STATED GOAL: Render the lines from the start through the line holding "y-tick-label: 13.855 (1016, 506, 1048, 518)", inclusive, as a numbered list, leaving out any blank lines.
--- EXTRACTED INFORMATION ---
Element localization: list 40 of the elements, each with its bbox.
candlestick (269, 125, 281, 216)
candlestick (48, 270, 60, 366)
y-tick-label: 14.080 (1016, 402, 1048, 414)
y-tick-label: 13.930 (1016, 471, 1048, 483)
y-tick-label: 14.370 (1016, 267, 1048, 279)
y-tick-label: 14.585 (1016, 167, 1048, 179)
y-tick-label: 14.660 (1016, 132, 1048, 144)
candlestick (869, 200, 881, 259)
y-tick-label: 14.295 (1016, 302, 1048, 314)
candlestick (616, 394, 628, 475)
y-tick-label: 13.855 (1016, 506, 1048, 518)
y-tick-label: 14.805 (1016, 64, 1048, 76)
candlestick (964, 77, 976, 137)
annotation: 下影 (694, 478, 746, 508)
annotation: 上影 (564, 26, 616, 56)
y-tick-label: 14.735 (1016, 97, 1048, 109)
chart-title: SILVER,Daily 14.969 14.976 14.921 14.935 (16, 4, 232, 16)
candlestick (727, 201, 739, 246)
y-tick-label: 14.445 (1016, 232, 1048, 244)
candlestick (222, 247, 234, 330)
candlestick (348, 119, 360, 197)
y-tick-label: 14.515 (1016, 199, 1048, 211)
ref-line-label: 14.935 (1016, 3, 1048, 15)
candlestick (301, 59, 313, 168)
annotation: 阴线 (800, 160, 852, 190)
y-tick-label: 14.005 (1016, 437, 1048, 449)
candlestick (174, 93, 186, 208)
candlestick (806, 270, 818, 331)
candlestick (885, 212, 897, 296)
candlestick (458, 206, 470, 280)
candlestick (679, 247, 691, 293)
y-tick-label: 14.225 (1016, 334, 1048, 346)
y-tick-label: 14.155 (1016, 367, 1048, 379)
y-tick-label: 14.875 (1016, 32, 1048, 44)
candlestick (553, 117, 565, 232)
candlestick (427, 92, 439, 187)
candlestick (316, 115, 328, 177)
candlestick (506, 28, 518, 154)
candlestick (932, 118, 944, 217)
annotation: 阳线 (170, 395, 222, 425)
---
FINAL ANSWER:
1. Element localization: list 40 of the elements, each with its bbox.
2. candlestick (269, 125, 281, 216)
3. candlestick (48, 270, 60, 366)
4. y-tick-label: 14.080 (1016, 402, 1048, 414)
5. y-tick-label: 13.930 (1016, 471, 1048, 483)
6. y-tick-label: 14.370 (1016, 267, 1048, 279)
7. y-tick-label: 14.585 (1016, 167, 1048, 179)
8. y-tick-label: 14.660 (1016, 132, 1048, 144)
9. candlestick (869, 200, 881, 259)
10. y-tick-label: 14.295 (1016, 302, 1048, 314)
11. candlestick (616, 394, 628, 475)
12. y-tick-label: 13.855 (1016, 506, 1048, 518)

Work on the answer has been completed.